> **THE TASK**: Copy, from the entries below, each line in which the string "этого" appears.

> **DATA TO PROCESS**:

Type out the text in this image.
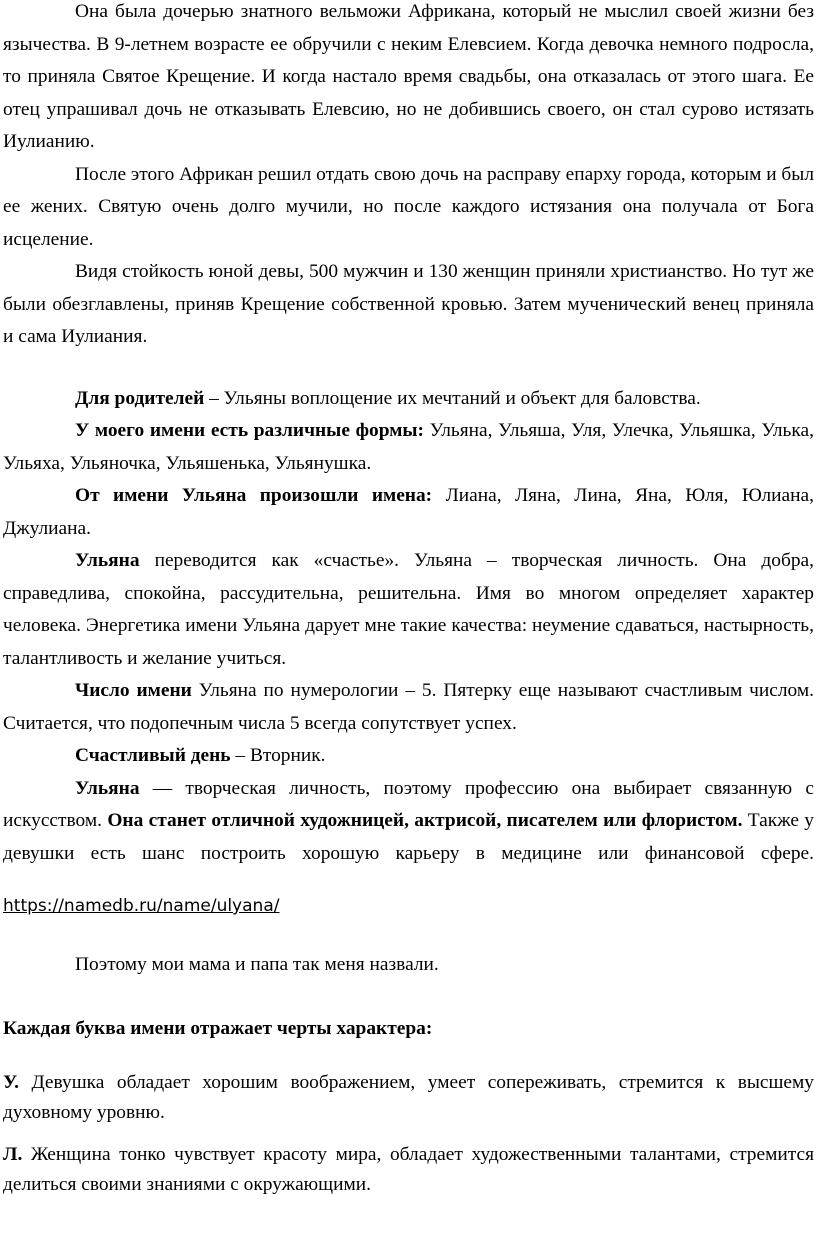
Она была дочерью знатного вельможи Африкана, который не мыслил своей жизни без язычества. В 9-летнем возрасте ее обручили с неким Елевсием. Когда девочка немного подросла, то приняла Святое Крещение. И когда настало время свадьбы, она отказалась от этого шага. Ее отец упрашивал дочь не отказывать Елевсию, но не добившись своего, он стал сурово истязать Иулианию.

После этого Африкан решил отдать свою дочь на расправу епарху города, которым и был ее жених. Святую очень долго мучили, но после каждого истязания она получала от Бога исцеление.

Видя стойкость юной девы, 500 мужчин и 130 женщин приняли христианство. Но тут же были обезглавлены, приняв Крещение собственной кровью. Затем мученический венец приняла и сама Иулиания.

Для родителей – Ульяны воплощение их мечтаний и объект для баловства.

У моего имени есть различные формы: Ульяна, Ульяша, Уля, Улечка, Ульяшка, Улька, Ульяха, Ульяночка, Ульяшенька, Ульянушка.

От имени Ульяна произошли имена: Лиана, Ляна, Лина, Яна, Юля, Юлиана, Джулиана.

Ульяна переводится как «счастье». Ульяна – творческая личность. Она добра, справедлива, спокойна, рассудительна, решительна. Имя во многом определяет характер человека. Энергетика имени Ульяна дарует мне такие качества: неумение сдаваться, настырность, талантливость и желание учиться.

Число имени Ульяна по нумерологии – 5. Пятерку еще называют счастливым числом. Считается, что подопечным числа 5 всегда сопутствует успех.

Счастливый день – Вторник.

Ульяна — творческая личность, поэтому профессию она выбирает связанную с искусством. Она станет отличной художницей, актрисой, писателем или флористом. Также у девушки есть шанс построить хорошую карьеру в медицине или финансовой сфере.

https://namedb.ru/name/ulyana/

Поэтому мои мама и папа так меня назвали.

Каждая буква имени отражает черты характера:

У. Девушка обладает хорошим воображением, умеет сопереживать, стремится к высшему духовному уровню.

Л. Женщина тонко чувствует красоту мира, обладает художественными талантами, стремится делиться своими знаниями с окружающими.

> **COMPLETED TASK**:
Она была дочерью знатного вельможи Африкана, который не мыслил своей жизни без язычества. В 9-летнем возрасте ее обручили с неким Елевсием. Когда девочка немного подросла, то приняла Святое Крещение. И когда настало время свадьбы, она отказалась от этого шага. Ее отец упрашивал дочь не отказывать Елевсию, но не добившись своего, он стал сурово истязать Иулианию.
После этого Африкан решил отдать свою дочь на расправу епарху города, которым и был ее жених. Святую очень долго мучили, но после каждого истязания она получала от Бога исцеление.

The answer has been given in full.